Rhino conservation isn’t about brute force anymore. It’s about smart choices, shared responsibilities, and adaptable solutions. This study proves that dehorning can be part of that strategy—when combined with care, coordination, and science.

But the real heroes aren’t just the ones holding chainsaws or crunching code. They’re the rangers who patrol at dawn, the vets and pilots who fly in to help, the community members who choose protection over poaching, and the researchers who listen before they analyze.

With continued teamwork between scientists and rangers, rhinos stand a real chance—not just to survive, but to thrive.

And maybe—just maybe—to keep their horns too.

A Note of Tribute

This work stands not only as a scientific breakthrough but also as a testament to the power of visionary leadership. The collaborative approach that made this study possible—uniting rangers, scientists, managers, and policymakers—flourished under the guidance of the late Sharon Haussmann, CEO of the Greater Kruger Environmental Protection Foundation (GKEPF).

▶ GIVEN REQUEST 1
Extract from the rhino conservation passage the part that opens with the words containing "But the real" and closes with "their horns too.".
▶ GIVEN REQUEST 2
According to the rhino conservation passage, why does the work also stand as a testament to visionary leadership? Answer in one to three sentences.
▶ GIVEN REQUEST 3
Decide whether each statement agrees with the rhino conservation passage. Answer yes or no for each, quoting the deciding words.
(a) Rhino conservation is still mainly a matter of brute force.
(b) Community members who choose protection over poaching are counted among the real heroes.
(c) Sharon Haussmann was CEO of the Greater Kruger Environmental Protection Foundation.
Rely only on the rhino conservation passage above.

▶ DATA PROVIDED
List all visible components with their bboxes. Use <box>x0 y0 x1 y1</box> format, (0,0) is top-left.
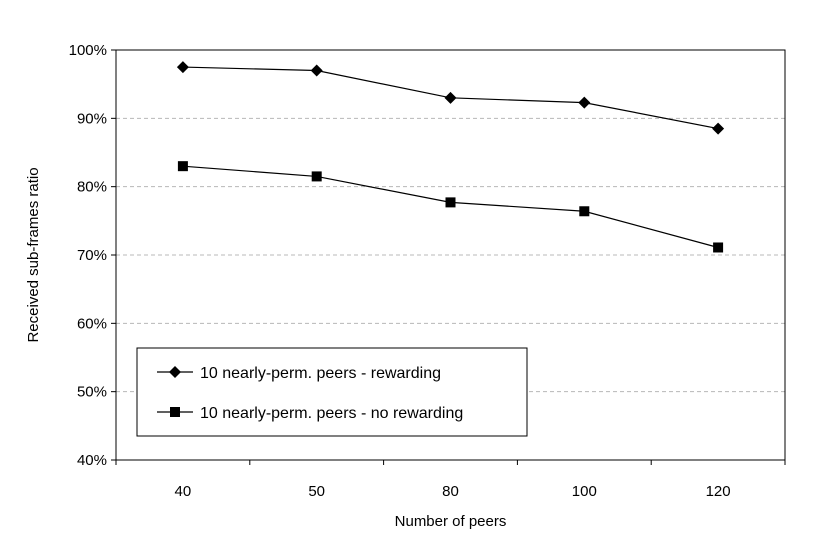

▶ CORRECT RESPONSE 1
But the real heroes aren’t just the ones holding chainsaws or crunching code. They’re the rangers who patrol at dawn, the vets and pilots who fly in to help, the community members who choose protection over poaching, and the researchers who listen before they analyze.

With continued teamwork between scientists and rangers, rhinos stand a real chance—not just to survive, but to thrive.

And maybe—just maybe—to keep their horns too.

▶ CORRECT RESPONSE 2
The collaborative approach that made the study possible, uniting rangers, scientists, managers, and policymakers, flourished under the guidance of the late Sharon Haussmann, CEO of the Greater Kruger Environmental Protection Foundation (GKEPF).

▶ CORRECT RESPONSE 3
(a) No: "Rhino conservation isn’t about brute force anymore."
(b) Yes: "the community members who choose protection over poaching"
(c) Yes: "the late Sharon Haussmann, CEO of the Greater Kruger Environmental Protection Foundation (GKEPF)"